• _Stated task_
Give the number of lines that include the word "subtitle", nothing more.
-- Start of Entries --
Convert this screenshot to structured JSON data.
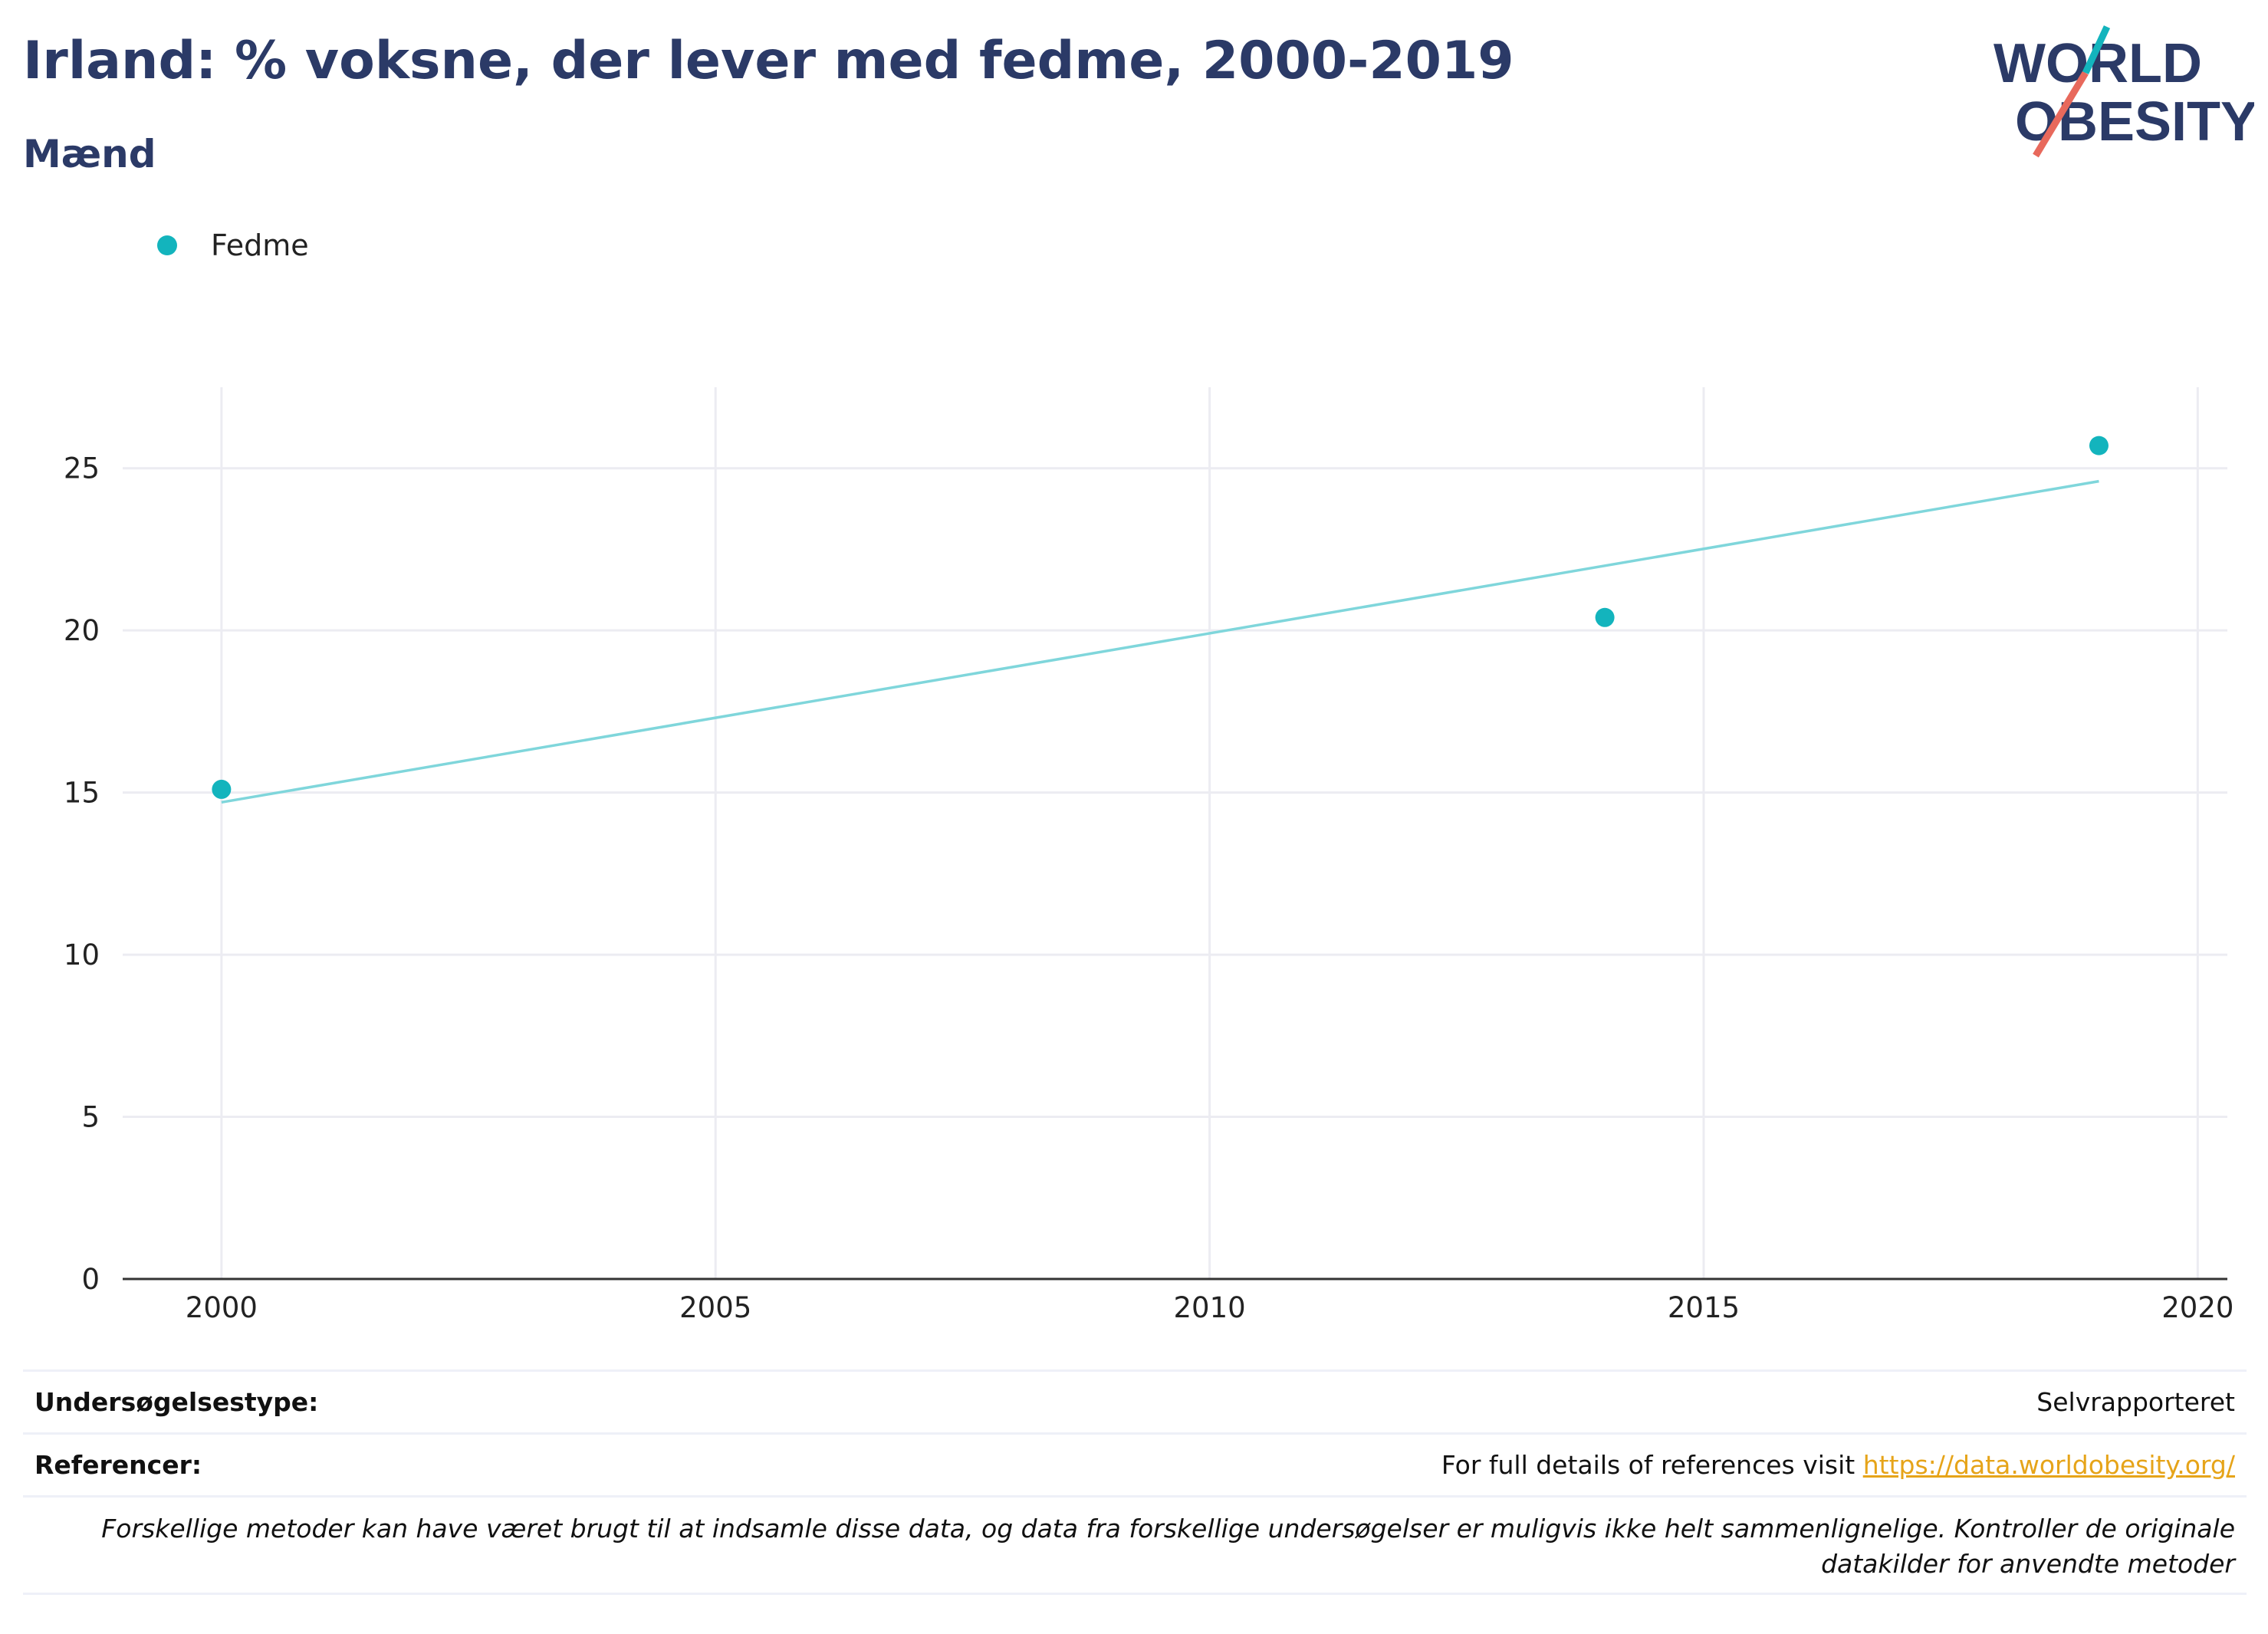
{
  "header": {
    "title": "Irland: % voksne, der lever med fedme, 2000-2019",
    "subtitle": "Mænd"
  },
  "logo": {
    "line1": "WORLD",
    "line2": "OBESITY"
  },
  "legend": {
    "label": "Fedme",
    "color": "#13b4bd"
  },
  "chart_data": {
    "type": "scatter",
    "title": "Irland: % voksne, der lever med fedme, 2000-2019",
    "subtitle": "Mænd",
    "xlabel": "",
    "ylabel": "",
    "xlim": [
      1999,
      2020.3
    ],
    "ylim": [
      0,
      27.5
    ],
    "x_ticks": [
      2000,
      2005,
      2010,
      2015,
      2020
    ],
    "y_ticks": [
      0,
      5,
      10,
      15,
      20,
      25
    ],
    "grid": true,
    "legend_position": "top-left",
    "series": [
      {
        "name": "Fedme",
        "color": "#13b4bd",
        "points": [
          {
            "x": 2000,
            "y": 15.1
          },
          {
            "x": 2014,
            "y": 20.4
          },
          {
            "x": 2019,
            "y": 25.7
          }
        ]
      }
    ],
    "trendline": {
      "color": "#7fd6db",
      "points": [
        {
          "x": 2000,
          "y": 14.7
        },
        {
          "x": 2019,
          "y": 24.6
        }
      ]
    }
  },
  "info": {
    "survey_type_label": "Undersøgelsestype:",
    "survey_type_value": "Selvrapporteret",
    "references_label": "Referencer:",
    "references_text": "For full details of references visit ",
    "references_link": "https://data.worldobesity.org/",
    "note": "Forskellige metoder kan have været brugt til at indsamle disse data, og data fra forskellige undersøgelser er muligvis ikke helt sammenlignelige. Kontroller de originale datakilder for anvendte metoder"
  }
}
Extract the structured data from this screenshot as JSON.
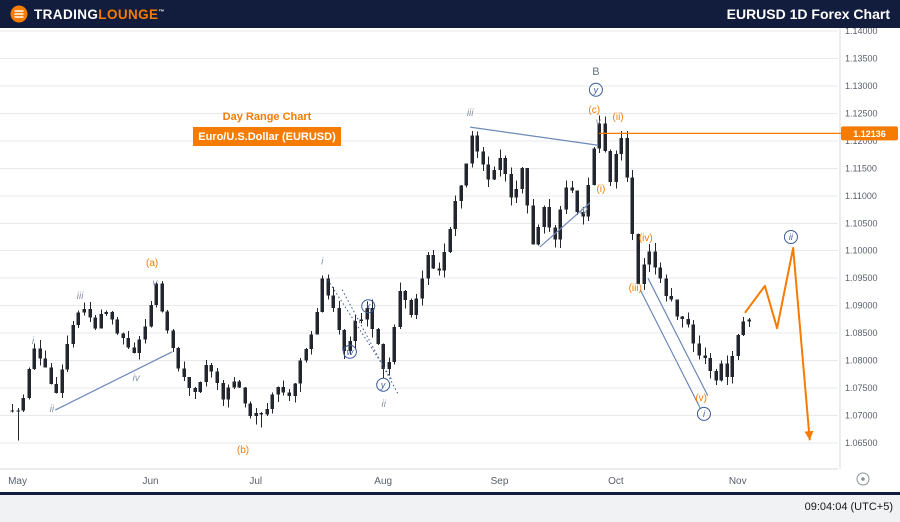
{
  "header": {
    "logo": {
      "part1": "TRADING",
      "part2": "LOUNGE",
      "tm": "™",
      "icon": "tradinglounge-logo-icon"
    },
    "title": "EURUSD 1D Forex Chart"
  },
  "overlays": {
    "day_range_label": "Day Range Chart",
    "instrument_label": "Euro/U.S.Dollar (EURUSD)"
  },
  "footer": {
    "timestamp": "09:04:04 (UTC+5)"
  },
  "colors": {
    "accent": "#F57C00",
    "header_bg": "#121C3D",
    "candle": "#23262E",
    "grid": "#E8E9EC",
    "axis_line": "#D6D8DC",
    "axis_text": "#5A5F6A",
    "wave_gray": "#8A93A6",
    "wave_dark": "#6A7280",
    "navy": "#3D5A99",
    "trendline": "#6E88B8",
    "footer_bg": "#F1F2F4"
  },
  "chart_data": {
    "type": "candlestick",
    "title": "EURUSD 1D Forex Chart",
    "instrument": "Euro/U.S.Dollar (EURUSD)",
    "timeframe": "1D",
    "subtitle": "Day Range Chart",
    "grid": "horizontal",
    "y_axis": {
      "min": 1.065,
      "max": 1.14,
      "tick_step": 0.005,
      "ticks": [
        "1.14000",
        "1.13500",
        "1.13000",
        "1.12500",
        "1.12000",
        "1.11500",
        "1.11000",
        "1.10500",
        "1.10000",
        "1.09500",
        "1.09000",
        "1.08500",
        "1.08000",
        "1.07500",
        "1.07000",
        "1.06500"
      ]
    },
    "x_axis": {
      "months": [
        {
          "label": "May",
          "i": 1
        },
        {
          "label": "Jun",
          "i": 25
        },
        {
          "label": "Jul",
          "i": 44
        },
        {
          "label": "Aug",
          "i": 67
        },
        {
          "label": "Sep",
          "i": 88
        },
        {
          "label": "Oct",
          "i": 109
        },
        {
          "label": "Nov",
          "i": 131
        }
      ]
    },
    "current_price": {
      "value": "1.12136",
      "from_index": 106
    },
    "candles": {
      "count": 134,
      "noise": 0.0011,
      "wick": 0.0016,
      "anchors": [
        [
          0,
          1.072
        ],
        [
          1,
          1.07
        ],
        [
          4,
          1.0825
        ],
        [
          8,
          1.0745
        ],
        [
          12,
          1.0895
        ],
        [
          15,
          1.086
        ],
        [
          17,
          1.089
        ],
        [
          20,
          1.0835
        ],
        [
          22,
          1.081
        ],
        [
          24,
          1.087
        ],
        [
          26,
          1.094
        ],
        [
          27,
          1.09
        ],
        [
          29,
          1.0825
        ],
        [
          30,
          1.0775
        ],
        [
          33,
          1.0745
        ],
        [
          35,
          1.079
        ],
        [
          38,
          1.073
        ],
        [
          40,
          1.076
        ],
        [
          43,
          1.0705
        ],
        [
          45,
          1.0695
        ],
        [
          48,
          1.076
        ],
        [
          50,
          1.074
        ],
        [
          53,
          1.082
        ],
        [
          55,
          1.088
        ],
        [
          56,
          1.095
        ],
        [
          58,
          1.09
        ],
        [
          60,
          1.0825
        ],
        [
          64,
          1.0905
        ],
        [
          67,
          1.079
        ],
        [
          68,
          1.08
        ],
        [
          70,
          1.093
        ],
        [
          72,
          1.089
        ],
        [
          75,
          1.099
        ],
        [
          77,
          1.096
        ],
        [
          79,
          1.105
        ],
        [
          81,
          1.112
        ],
        [
          83,
          1.1215
        ],
        [
          84,
          1.119
        ],
        [
          86,
          1.113
        ],
        [
          88,
          1.117
        ],
        [
          90,
          1.109
        ],
        [
          92,
          1.115
        ],
        [
          94,
          1.1005
        ],
        [
          96,
          1.107
        ],
        [
          98,
          1.103
        ],
        [
          100,
          1.112
        ],
        [
          102,
          1.108
        ],
        [
          103,
          1.107
        ],
        [
          104,
          1.112
        ],
        [
          106,
          1.1235
        ],
        [
          107,
          1.118
        ],
        [
          108,
          1.112
        ],
        [
          110,
          1.1212
        ],
        [
          111,
          1.113
        ],
        [
          112,
          1.104
        ],
        [
          113,
          1.095
        ],
        [
          115,
          1.1
        ],
        [
          117,
          1.094
        ],
        [
          119,
          1.09
        ],
        [
          121,
          1.087
        ],
        [
          123,
          1.084
        ],
        [
          125,
          1.08
        ],
        [
          127,
          1.077
        ],
        [
          128,
          1.0785
        ],
        [
          129,
          1.0775
        ],
        [
          130,
          1.081
        ],
        [
          131,
          1.084
        ],
        [
          132,
          1.0865
        ],
        [
          133,
          1.0885
        ]
      ],
      "wick_overrides": [
        [
          1,
          "low",
          1.0655
        ],
        [
          45,
          "low",
          1.0678
        ],
        [
          67,
          "low",
          1.0768
        ],
        [
          106,
          "high",
          1.1246
        ],
        [
          127,
          "low",
          1.0756
        ]
      ]
    },
    "annotations": [
      {
        "text": "i",
        "i": 3.8,
        "p": 1.0836,
        "style": "gray"
      },
      {
        "text": "ii",
        "i": 7.2,
        "p": 1.0712,
        "style": "gray"
      },
      {
        "text": "iii",
        "i": 12.3,
        "p": 1.0918,
        "style": "gray"
      },
      {
        "text": "iv",
        "i": 22.4,
        "p": 1.0768,
        "style": "gray"
      },
      {
        "text": "v",
        "i": 25.8,
        "p": 1.0941,
        "style": "gray"
      },
      {
        "text": "i",
        "i": 56.0,
        "p": 1.098,
        "style": "gray"
      },
      {
        "text": "ii",
        "i": 67.1,
        "p": 1.0721,
        "style": "gray"
      },
      {
        "text": "iii",
        "i": 82.7,
        "p": 1.1251,
        "style": "gray"
      },
      {
        "text": "iv",
        "i": 103.2,
        "p": 1.1072,
        "style": "gray"
      },
      {
        "text": "v",
        "i": 105.8,
        "p": 1.1234,
        "style": "gray"
      },
      {
        "text": "B",
        "i": 105.4,
        "p": 1.1325,
        "style": "dark"
      },
      {
        "text": "(a)",
        "i": 25.3,
        "p": 1.0978,
        "style": "orange"
      },
      {
        "text": "(b)",
        "i": 41.7,
        "p": 1.0637,
        "style": "orange"
      },
      {
        "text": "(c)",
        "i": 105.1,
        "p": 1.1256,
        "style": "orange"
      },
      {
        "text": "(i)",
        "i": 106.3,
        "p": 1.1112,
        "style": "orange"
      },
      {
        "text": "(ii)",
        "i": 109.4,
        "p": 1.1243,
        "style": "orange"
      },
      {
        "text": "(iii)",
        "i": 112.5,
        "p": 1.0932,
        "style": "orange"
      },
      {
        "text": "(iv)",
        "i": 114.4,
        "p": 1.1023,
        "style": "orange"
      },
      {
        "text": "(v)",
        "i": 124.4,
        "p": 1.0732,
        "style": "orange"
      },
      {
        "text": "w",
        "i": 61.0,
        "p": 1.0816,
        "style": "circled"
      },
      {
        "text": "x",
        "i": 64.3,
        "p": 1.0899,
        "style": "circled"
      },
      {
        "text": "y",
        "i": 67.0,
        "p": 1.0756,
        "style": "circled"
      },
      {
        "text": "y",
        "i": 105.4,
        "p": 1.1293,
        "style": "circled"
      },
      {
        "text": "i",
        "i": 124.9,
        "p": 1.0703,
        "style": "circled"
      },
      {
        "text": "ii",
        "i": 140.6,
        "p": 1.1025,
        "style": "circled"
      }
    ],
    "trendlines": [
      {
        "from": [
          7.8,
          1.071
        ],
        "to": [
          28.9,
          1.0816
        ]
      },
      {
        "from": [
          82.7,
          1.1225
        ],
        "to": [
          105.8,
          1.1192
        ]
      },
      {
        "from": [
          95.3,
          1.1007
        ],
        "to": [
          104.3,
          1.1087
        ]
      },
      {
        "from": [
          114.8,
          1.095
        ],
        "to": [
          125.6,
          1.0736
        ]
      },
      {
        "from": [
          113.4,
          1.0929
        ],
        "to": [
          124.2,
          1.0714
        ]
      }
    ],
    "dotted_lines": [
      {
        "from": [
          57.0,
          1.0947
        ],
        "to": [
          68.6,
          1.0765
        ]
      },
      {
        "from": [
          59.6,
          1.0929
        ],
        "to": [
          69.7,
          1.0739
        ]
      }
    ],
    "projection": {
      "points": [
        [
          132.3,
          1.0887
        ],
        [
          135.9,
          1.0936
        ],
        [
          138.1,
          1.0859
        ],
        [
          141.0,
          1.1005
        ],
        [
          144.0,
          1.0655
        ]
      ]
    }
  }
}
-- End of Entries --
• _Answer below_
3